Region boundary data
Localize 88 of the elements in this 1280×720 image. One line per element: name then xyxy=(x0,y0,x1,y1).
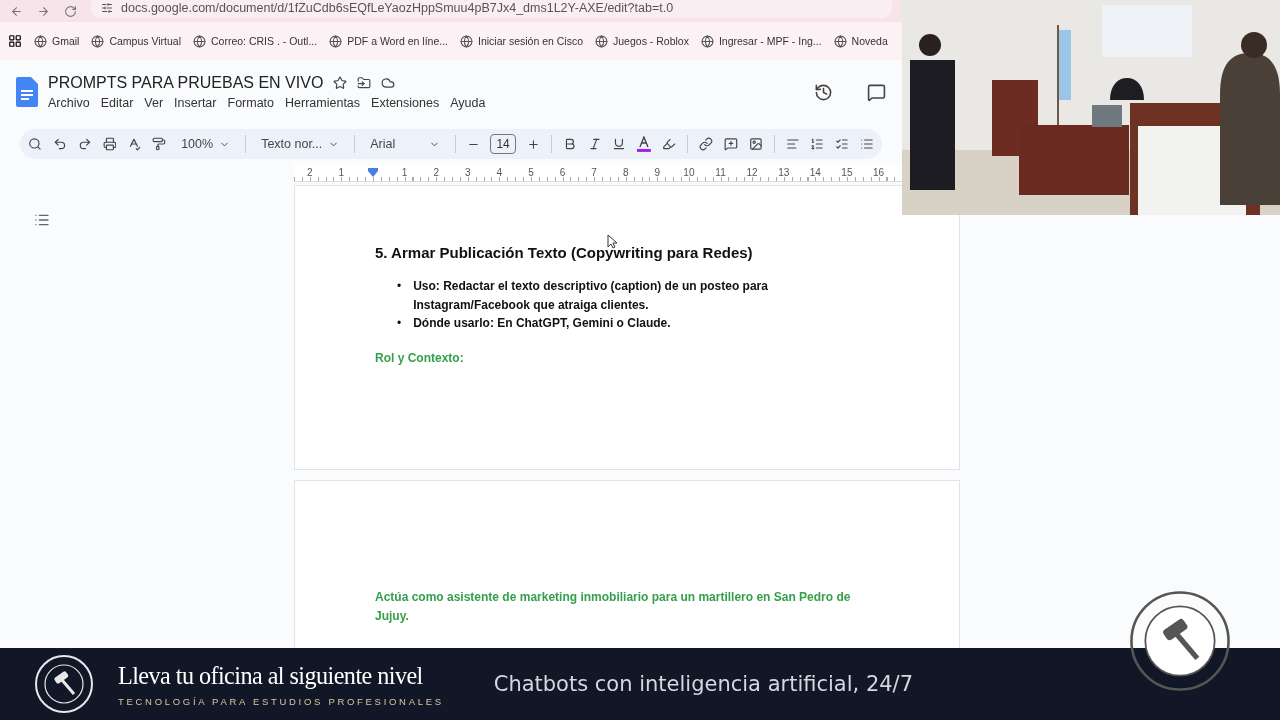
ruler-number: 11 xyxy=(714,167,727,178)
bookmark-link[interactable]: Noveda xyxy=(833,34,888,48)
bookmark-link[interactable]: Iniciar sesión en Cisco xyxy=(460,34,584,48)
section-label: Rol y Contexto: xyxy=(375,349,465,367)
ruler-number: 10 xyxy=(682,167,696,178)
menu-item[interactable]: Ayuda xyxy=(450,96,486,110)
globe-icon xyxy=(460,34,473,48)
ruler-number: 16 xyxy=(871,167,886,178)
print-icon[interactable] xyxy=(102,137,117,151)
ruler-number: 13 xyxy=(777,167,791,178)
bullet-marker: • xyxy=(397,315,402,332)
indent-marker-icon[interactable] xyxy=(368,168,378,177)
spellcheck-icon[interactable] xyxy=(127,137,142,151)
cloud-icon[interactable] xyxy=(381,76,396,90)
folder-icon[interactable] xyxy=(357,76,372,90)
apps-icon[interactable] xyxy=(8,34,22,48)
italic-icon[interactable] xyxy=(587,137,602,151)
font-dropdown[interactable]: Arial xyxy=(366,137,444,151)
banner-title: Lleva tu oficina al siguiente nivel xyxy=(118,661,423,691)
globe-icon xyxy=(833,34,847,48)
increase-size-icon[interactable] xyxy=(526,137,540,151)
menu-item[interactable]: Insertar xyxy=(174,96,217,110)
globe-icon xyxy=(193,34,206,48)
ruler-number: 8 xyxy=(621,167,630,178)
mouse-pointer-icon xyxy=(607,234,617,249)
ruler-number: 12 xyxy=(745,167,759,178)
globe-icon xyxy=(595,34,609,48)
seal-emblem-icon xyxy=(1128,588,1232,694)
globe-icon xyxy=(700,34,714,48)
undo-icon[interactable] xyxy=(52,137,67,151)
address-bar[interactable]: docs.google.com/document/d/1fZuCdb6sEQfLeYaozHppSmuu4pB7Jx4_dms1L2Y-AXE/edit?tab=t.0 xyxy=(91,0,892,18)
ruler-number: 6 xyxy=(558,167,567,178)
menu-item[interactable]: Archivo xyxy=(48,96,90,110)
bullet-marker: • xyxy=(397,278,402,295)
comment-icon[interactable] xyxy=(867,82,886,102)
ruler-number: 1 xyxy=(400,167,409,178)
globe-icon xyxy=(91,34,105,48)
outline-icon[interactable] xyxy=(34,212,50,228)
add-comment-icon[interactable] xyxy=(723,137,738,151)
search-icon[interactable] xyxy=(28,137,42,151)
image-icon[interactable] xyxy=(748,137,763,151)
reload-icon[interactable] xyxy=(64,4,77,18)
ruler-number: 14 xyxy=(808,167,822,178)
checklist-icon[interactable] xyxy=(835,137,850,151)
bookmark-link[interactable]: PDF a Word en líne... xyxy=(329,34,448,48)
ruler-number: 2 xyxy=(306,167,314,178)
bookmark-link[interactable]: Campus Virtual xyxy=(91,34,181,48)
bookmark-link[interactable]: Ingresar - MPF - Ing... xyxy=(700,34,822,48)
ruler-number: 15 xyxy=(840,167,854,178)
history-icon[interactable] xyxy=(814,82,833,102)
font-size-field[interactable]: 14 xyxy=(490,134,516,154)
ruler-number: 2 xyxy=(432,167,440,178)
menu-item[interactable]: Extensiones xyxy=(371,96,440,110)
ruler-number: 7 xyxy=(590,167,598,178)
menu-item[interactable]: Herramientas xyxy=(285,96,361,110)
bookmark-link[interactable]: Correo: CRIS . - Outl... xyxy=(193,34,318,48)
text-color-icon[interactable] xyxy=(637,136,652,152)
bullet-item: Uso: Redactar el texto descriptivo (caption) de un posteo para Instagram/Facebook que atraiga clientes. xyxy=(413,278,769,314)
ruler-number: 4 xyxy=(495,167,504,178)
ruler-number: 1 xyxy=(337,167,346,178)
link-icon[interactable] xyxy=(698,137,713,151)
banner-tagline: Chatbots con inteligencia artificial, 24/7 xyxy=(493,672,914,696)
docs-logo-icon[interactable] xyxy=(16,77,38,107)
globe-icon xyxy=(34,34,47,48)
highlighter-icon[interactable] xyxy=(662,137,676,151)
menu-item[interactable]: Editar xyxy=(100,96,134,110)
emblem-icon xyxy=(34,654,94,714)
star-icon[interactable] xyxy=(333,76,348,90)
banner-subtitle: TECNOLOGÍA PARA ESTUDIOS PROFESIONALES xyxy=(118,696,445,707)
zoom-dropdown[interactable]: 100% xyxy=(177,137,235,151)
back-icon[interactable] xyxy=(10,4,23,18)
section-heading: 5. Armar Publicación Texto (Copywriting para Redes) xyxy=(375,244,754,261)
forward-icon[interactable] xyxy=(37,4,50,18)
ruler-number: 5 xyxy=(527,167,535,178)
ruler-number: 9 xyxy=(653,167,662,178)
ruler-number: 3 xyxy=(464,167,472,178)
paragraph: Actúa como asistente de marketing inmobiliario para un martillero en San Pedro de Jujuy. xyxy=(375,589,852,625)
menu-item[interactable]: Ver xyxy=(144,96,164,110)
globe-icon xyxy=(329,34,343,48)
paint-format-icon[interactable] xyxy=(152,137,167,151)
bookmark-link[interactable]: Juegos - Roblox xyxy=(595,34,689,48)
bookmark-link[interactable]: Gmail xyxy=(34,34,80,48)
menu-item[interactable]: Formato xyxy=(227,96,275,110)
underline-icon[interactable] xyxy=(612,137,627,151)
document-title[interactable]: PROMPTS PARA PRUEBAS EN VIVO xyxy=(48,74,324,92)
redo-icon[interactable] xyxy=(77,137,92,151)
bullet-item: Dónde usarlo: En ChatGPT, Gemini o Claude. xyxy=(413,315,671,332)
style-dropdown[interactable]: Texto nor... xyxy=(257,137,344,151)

--

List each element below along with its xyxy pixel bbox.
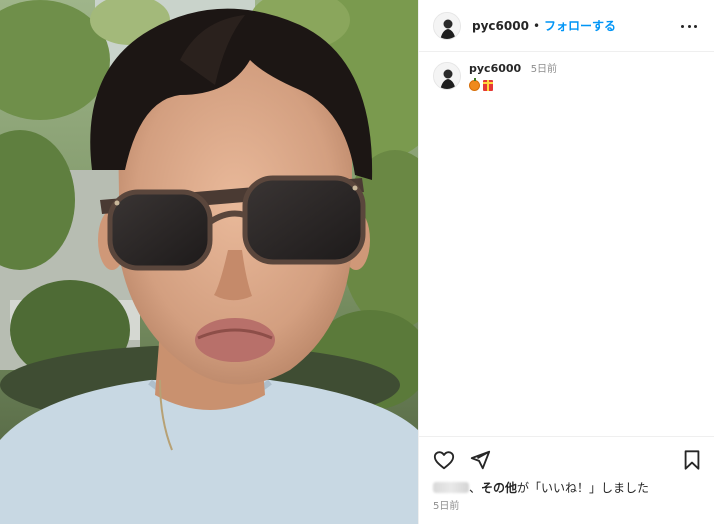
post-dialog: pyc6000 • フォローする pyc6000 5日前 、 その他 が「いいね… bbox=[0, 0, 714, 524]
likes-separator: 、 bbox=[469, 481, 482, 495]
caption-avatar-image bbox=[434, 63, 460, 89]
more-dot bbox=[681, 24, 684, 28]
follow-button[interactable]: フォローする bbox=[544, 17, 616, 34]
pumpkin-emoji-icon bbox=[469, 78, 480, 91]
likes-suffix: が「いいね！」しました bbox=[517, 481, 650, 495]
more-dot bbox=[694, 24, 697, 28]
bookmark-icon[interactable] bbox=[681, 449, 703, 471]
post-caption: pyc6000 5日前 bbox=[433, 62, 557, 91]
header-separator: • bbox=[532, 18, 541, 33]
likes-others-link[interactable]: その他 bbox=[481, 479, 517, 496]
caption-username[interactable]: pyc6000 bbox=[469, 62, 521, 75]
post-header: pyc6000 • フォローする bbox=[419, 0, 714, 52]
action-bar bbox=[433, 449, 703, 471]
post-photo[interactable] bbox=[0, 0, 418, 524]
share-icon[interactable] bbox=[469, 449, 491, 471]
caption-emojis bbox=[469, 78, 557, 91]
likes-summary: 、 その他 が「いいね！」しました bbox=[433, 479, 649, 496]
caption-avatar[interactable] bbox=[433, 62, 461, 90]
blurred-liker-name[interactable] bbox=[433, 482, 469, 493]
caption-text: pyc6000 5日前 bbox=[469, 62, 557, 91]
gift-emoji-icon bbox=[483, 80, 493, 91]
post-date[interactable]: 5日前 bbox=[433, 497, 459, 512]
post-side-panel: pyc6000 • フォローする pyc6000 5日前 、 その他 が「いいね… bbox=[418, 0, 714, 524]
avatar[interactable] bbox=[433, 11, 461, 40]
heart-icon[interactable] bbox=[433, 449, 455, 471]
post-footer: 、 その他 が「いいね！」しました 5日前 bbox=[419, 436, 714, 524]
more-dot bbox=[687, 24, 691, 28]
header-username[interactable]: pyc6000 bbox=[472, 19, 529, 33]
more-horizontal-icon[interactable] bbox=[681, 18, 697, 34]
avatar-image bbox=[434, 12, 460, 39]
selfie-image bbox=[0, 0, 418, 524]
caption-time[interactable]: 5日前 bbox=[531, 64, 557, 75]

◆ **Exercise aim**
Please output every line from the one containing "post-dialog: pyc6000 •" down to the one containing "selfie-image bbox=[0, 0, 418, 524]", both included, with nothing changed.

◆ **Reply**
post-dialog: pyc6000 • フォローする pyc6000 5日前 、 その他 が「いいね… bbox=[0, 0, 714, 524]
likes-separator: 、 bbox=[469, 481, 482, 495]
caption-avatar-image bbox=[434, 63, 460, 89]
more-dot bbox=[681, 24, 684, 28]
follow-button[interactable]: フォローする bbox=[544, 17, 616, 34]
pumpkin-emoji-icon bbox=[469, 78, 480, 91]
likes-suffix: が「いいね！」しました bbox=[517, 481, 650, 495]
more-dot bbox=[694, 24, 697, 28]
bookmark-icon[interactable] bbox=[681, 449, 703, 471]
post-caption: pyc6000 5日前 bbox=[433, 62, 557, 91]
header-separator: • bbox=[532, 18, 541, 33]
likes-others-link[interactable]: その他 bbox=[481, 479, 517, 496]
caption-username[interactable]: pyc6000 bbox=[469, 62, 521, 75]
post-header: pyc6000 • フォローする bbox=[419, 0, 714, 52]
action-bar bbox=[433, 449, 703, 471]
post-photo[interactable] bbox=[0, 0, 418, 524]
share-icon[interactable] bbox=[469, 449, 491, 471]
caption-emojis bbox=[469, 78, 557, 91]
likes-summary: 、 その他 が「いいね！」しました bbox=[433, 479, 649, 496]
caption-avatar[interactable] bbox=[433, 62, 461, 90]
blurred-liker-name[interactable] bbox=[433, 482, 469, 493]
caption-text: pyc6000 5日前 bbox=[469, 62, 557, 91]
gift-emoji-icon bbox=[483, 80, 493, 91]
post-date[interactable]: 5日前 bbox=[433, 497, 459, 512]
post-side-panel: pyc6000 • フォローする pyc6000 5日前 、 その他 が「いいね… bbox=[418, 0, 714, 524]
avatar[interactable] bbox=[433, 11, 461, 40]
heart-icon[interactable] bbox=[433, 449, 455, 471]
post-footer: 、 その他 が「いいね！」しました 5日前 bbox=[419, 436, 714, 524]
more-dot bbox=[687, 24, 691, 28]
header-username[interactable]: pyc6000 bbox=[472, 19, 529, 33]
more-horizontal-icon[interactable] bbox=[681, 18, 697, 34]
avatar-image bbox=[434, 12, 460, 39]
selfie-image bbox=[0, 0, 418, 524]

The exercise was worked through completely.